_Brief_: Pictures do not belong in the copy. Return all of the entries exactly.

_Supplied information_:

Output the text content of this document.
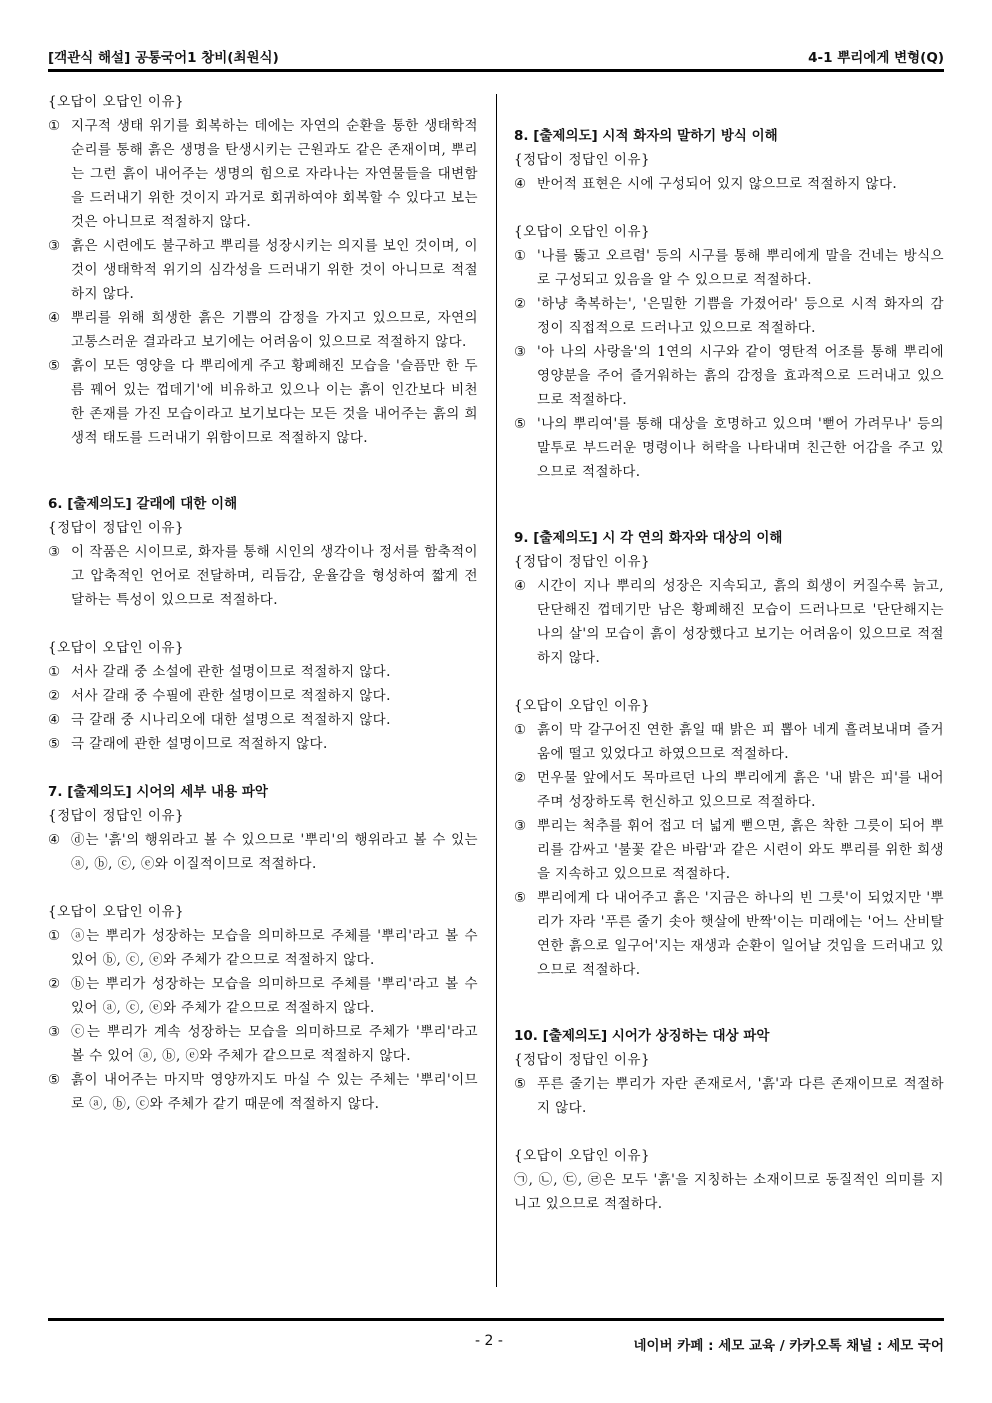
[객관식 해설] 공통국어1 창비(최원식)	4-1 뿌리에게 변형(Q)

{오답이 오답인 이유}

① 지구적 생태 위기를 회복하는 데에는 자연의 순환을 통한 생태학적 순리를 통해 흙은 생명을 탄생시키는 근원과도 같은 존재이며, 뿌리는 그런 흙이 내어주는 생명의 힘으로 자라나는 자연물들을 대변함을 드러내기 위한 것이지 과거로 회귀하여야 회복할 수 있다고 보는 것은 아니므로 적절하지 않다.
③ 흙은 시련에도 불구하고 뿌리를 성장시키는 의지를 보인 것이며, 이것이 생태학적 위기의 심각성을 드러내기 위한 것이 아니므로 적절하지 않다.
④ 뿌리를 위해 희생한 흙은 기쁨의 감정을 가지고 있으므로, 자연의 고통스러운 결과라고 보기에는 어려움이 있으므로 적절하지 않다.
⑤ 흙이 모든 영양을 다 뿌리에게 주고 황폐해진 모습을 '슬픔만 한 두름 꿰어 있는 껍데기'에 비유하고 있으나 이는 흙이 인간보다 비천한 존재를 가진 모습이라고 보기보다는 모든 것을 내어주는 흙의 희생적 태도를 드러내기 위함이므로 적절하지 않다.

6. [출제의도] 갈래에 대한 이해

{정답이 정답인 이유}

③ 이 작품은 시이므로, 화자를 통해 시인의 생각이나 정서를 함축적이고 압축적인 언어로 전달하며, 리듬감, 운율감을 형성하여 짧게 전달하는 특성이 있으므로 적절하다.

{오답이 오답인 이유}

① 서사 갈래 중 소설에 관한 설명이므로 적절하지 않다.
② 서사 갈래 중 수필에 관한 설명이므로 적절하지 않다.
④ 극 갈래 중 시나리오에 대한 설명으로 적절하지 않다.
⑤ 극 갈래에 관한 설명이므로 적절하지 않다.

7. [출제의도] 시어의 세부 내용 파악

{정답이 정답인 이유}

④ ⓓ는 '흙'의 행위라고 볼 수 있으므로 '뿌리'의 행위라고 볼 수 있는 ⓐ, ⓑ, ⓒ, ⓔ와 이질적이므로 적절하다.

{오답이 오답인 이유}

① ⓐ는 뿌리가 성장하는 모습을 의미하므로 주체를 '뿌리'라고 볼 수 있어 ⓑ, ⓒ, ⓔ와 주체가 같으므로 적절하지 않다.
② ⓑ는 뿌리가 성장하는 모습을 의미하므로 주체를 '뿌리'라고 볼 수 있어 ⓐ, ⓒ, ⓔ와 주체가 같으므로 적절하지 않다.
③ ⓒ는 뿌리가 계속 성장하는 모습을 의미하므로 주체가 '뿌리'라고 볼 수 있어 ⓐ, ⓑ, ⓔ와 주체가 같으므로 적절하지 않다.
⑤ 흙이 내어주는 마지막 영양까지도 마실 수 있는 주체는 '뿌리'이므로 ⓐ, ⓑ, ⓒ와 주체가 같기 때문에 적절하지 않다.

8. [출제의도] 시적 화자의 말하기 방식 이해

{정답이 정답인 이유}

④ 반어적 표현은 시에 구성되어 있지 않으므로 적절하지 않다.

{오답이 오답인 이유}

① '나를 뚫고 오르렴' 등의 시구를 통해 뿌리에게 말을 건네는 방식으로 구성되고 있음을 알 수 있으므로 적절하다.
② '하냥 축복하는', '은밀한 기쁨을 가졌어라' 등으로 시적 화자의 감정이 직접적으로 드러나고 있으므로 적절하다.
③ '아 나의 사랑을'의 1연의 시구와 같이 영탄적 어조를 통해 뿌리에 영양분을 주어 즐거워하는 흙의 감정을 효과적으로 드러내고 있으므로 적절하다.
⑤ '나의 뿌리여'를 통해 대상을 호명하고 있으며 '뻗어 가려무나' 등의 말투로 부드러운 명령이나 허락을 나타내며 친근한 어감을 주고 있으므로 적절하다.

9. [출제의도] 시 각 연의 화자와 대상의 이해

{정답이 정답인 이유}

④ 시간이 지나 뿌리의 성장은 지속되고, 흙의 희생이 커질수록 늙고, 단단해진 껍데기만 남은 황폐해진 모습이 드러나므로 '단단해지는 나의 살'의 모습이 흙이 성장했다고 보기는 어려움이 있으므로 적절하지 않다.

{오답이 오답인 이유}

① 흙이 막 갈구어진 연한 흙일 때 밝은 피 뽑아 네게 흘려보내며 즐거움에 떨고 있었다고 하였으므로 적절하다.
② 먼우물 앞에서도 목마르던 나의 뿌리에게 흙은 '내 밝은 피'를 내어주며 성장하도록 헌신하고 있으므로 적절하다.
③ 뿌리는 척추를 휘어 접고 더 넓게 뻗으면, 흙은 착한 그릇이 되어 뿌리를 감싸고 '불꽃 같은 바람'과 같은 시련이 와도 뿌리를 위한 희생을 지속하고 있으므로 적절하다.
⑤ 뿌리에게 다 내어주고 흙은 '지금은 하나의 빈 그릇'이 되었지만 '뿌리가 자라 '푸른 줄기 솟아 햇살에 반짝'이는 미래에는 '어느 산비탈 연한 흙으로 일구어'지는 재생과 순환이 일어날 것임을 드러내고 있으므로 적절하다.

10. [출제의도] 시어가 상징하는 대상 파악

{정답이 정답인 이유}

⑤ 푸른 줄기는 뿌리가 자란 존재로서, '흙'과 다른 존재이므로 적절하지 않다.

{오답이 오답인 이유}

㉠, ㉡, ㉢, ㉣은 모두 '흙'을 지칭하는 소재이므로 동질적인 의미를 지니고 있으므로 적절하다.
- 2 -	네이버 카페 : 세모 교육 / 카카오톡 채널 : 세모 국어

_Task response_:
Output the text content of this document.
[객관식 해설] 공통국어1 창비(최원식)	4-1 뿌리에게 변형(Q)

{오답이 오답인 이유}

① 지구적 생태 위기를 회복하는 데에는 자연의 순환을 통한 생태학적 순리를 통해 흙은 생명을 탄생시키는 근원과도 같은 존재이며, 뿌리는 그런 흙이 내어주는 생명의 힘으로 자라나는 자연물들을 대변함을 드러내기 위한 것이지 과거로 회귀하여야 회복할 수 있다고 보는 것은 아니므로 적절하지 않다.
③ 흙은 시련에도 불구하고 뿌리를 성장시키는 의지를 보인 것이며, 이것이 생태학적 위기의 심각성을 드러내기 위한 것이 아니므로 적절하지 않다.
④ 뿌리를 위해 희생한 흙은 기쁨의 감정을 가지고 있으므로, 자연의 고통스러운 결과라고 보기에는 어려움이 있으므로 적절하지 않다.
⑤ 흙이 모든 영양을 다 뿌리에게 주고 황폐해진 모습을 '슬픔만 한 두름 꿰어 있는 껍데기'에 비유하고 있으나 이는 흙이 인간보다 비천한 존재를 가진 모습이라고 보기보다는 모든 것을 내어주는 흙의 희생적 태도를 드러내기 위함이므로 적절하지 않다.

6. [출제의도] 갈래에 대한 이해

{정답이 정답인 이유}

③ 이 작품은 시이므로, 화자를 통해 시인의 생각이나 정서를 함축적이고 압축적인 언어로 전달하며, 리듬감, 운율감을 형성하여 짧게 전달하는 특성이 있으므로 적절하다.

{오답이 오답인 이유}

① 서사 갈래 중 소설에 관한 설명이므로 적절하지 않다.
② 서사 갈래 중 수필에 관한 설명이므로 적절하지 않다.
④ 극 갈래 중 시나리오에 대한 설명으로 적절하지 않다.
⑤ 극 갈래에 관한 설명이므로 적절하지 않다.

7. [출제의도] 시어의 세부 내용 파악

{정답이 정답인 이유}

④ ⓓ는 '흙'의 행위라고 볼 수 있으므로 '뿌리'의 행위라고 볼 수 있는 ⓐ, ⓑ, ⓒ, ⓔ와 이질적이므로 적절하다.

{오답이 오답인 이유}

① ⓐ는 뿌리가 성장하는 모습을 의미하므로 주체를 '뿌리'라고 볼 수 있어 ⓑ, ⓒ, ⓔ와 주체가 같으므로 적절하지 않다.
② ⓑ는 뿌리가 성장하는 모습을 의미하므로 주체를 '뿌리'라고 볼 수 있어 ⓐ, ⓒ, ⓔ와 주체가 같으므로 적절하지 않다.
③ ⓒ는 뿌리가 계속 성장하는 모습을 의미하므로 주체가 '뿌리'라고 볼 수 있어 ⓐ, ⓑ, ⓔ와 주체가 같으므로 적절하지 않다.
⑤ 흙이 내어주는 마지막 영양까지도 마실 수 있는 주체는 '뿌리'이므로 ⓐ, ⓑ, ⓒ와 주체가 같기 때문에 적절하지 않다.

8. [출제의도] 시적 화자의 말하기 방식 이해

{정답이 정답인 이유}

④ 반어적 표현은 시에 구성되어 있지 않으므로 적절하지 않다.

{오답이 오답인 이유}

① '나를 뚫고 오르렴' 등의 시구를 통해 뿌리에게 말을 건네는 방식으로 구성되고 있음을 알 수 있으므로 적절하다.
② '하냥 축복하는', '은밀한 기쁨을 가졌어라' 등으로 시적 화자의 감정이 직접적으로 드러나고 있으므로 적절하다.
③ '아 나의 사랑을'의 1연의 시구와 같이 영탄적 어조를 통해 뿌리에 영양분을 주어 즐거워하는 흙의 감정을 효과적으로 드러내고 있으므로 적절하다.
⑤ '나의 뿌리여'를 통해 대상을 호명하고 있으며 '뻗어 가려무나' 등의 말투로 부드러운 명령이나 허락을 나타내며 친근한 어감을 주고 있으므로 적절하다.

9. [출제의도] 시 각 연의 화자와 대상의 이해

{정답이 정답인 이유}

④ 시간이 지나 뿌리의 성장은 지속되고, 흙의 희생이 커질수록 늙고, 단단해진 껍데기만 남은 황폐해진 모습이 드러나므로 '단단해지는 나의 살'의 모습이 흙이 성장했다고 보기는 어려움이 있으므로 적절하지 않다.

{오답이 오답인 이유}

① 흙이 막 갈구어진 연한 흙일 때 밝은 피 뽑아 네게 흘려보내며 즐거움에 떨고 있었다고 하였으므로 적절하다.
② 먼우물 앞에서도 목마르던 나의 뿌리에게 흙은 '내 밝은 피'를 내어주며 성장하도록 헌신하고 있으므로 적절하다.
③ 뿌리는 척추를 휘어 접고 더 넓게 뻗으면, 흙은 착한 그릇이 되어 뿌리를 감싸고 '불꽃 같은 바람'과 같은 시련이 와도 뿌리를 위한 희생을 지속하고 있으므로 적절하다.
⑤ 뿌리에게 다 내어주고 흙은 '지금은 하나의 빈 그릇'이 되었지만 '뿌리가 자라 '푸른 줄기 솟아 햇살에 반짝'이는 미래에는 '어느 산비탈 연한 흙으로 일구어'지는 재생과 순환이 일어날 것임을 드러내고 있으므로 적절하다.

10. [출제의도] 시어가 상징하는 대상 파악

{정답이 정답인 이유}

⑤ 푸른 줄기는 뿌리가 자란 존재로서, '흙'과 다른 존재이므로 적절하지 않다.

{오답이 오답인 이유}

㉠, ㉡, ㉢, ㉣은 모두 '흙'을 지칭하는 소재이므로 동질적인 의미를 지니고 있으므로 적절하다.
- 2 -	네이버 카페 : 세모 교육 / 카카오톡 채널 : 세모 국어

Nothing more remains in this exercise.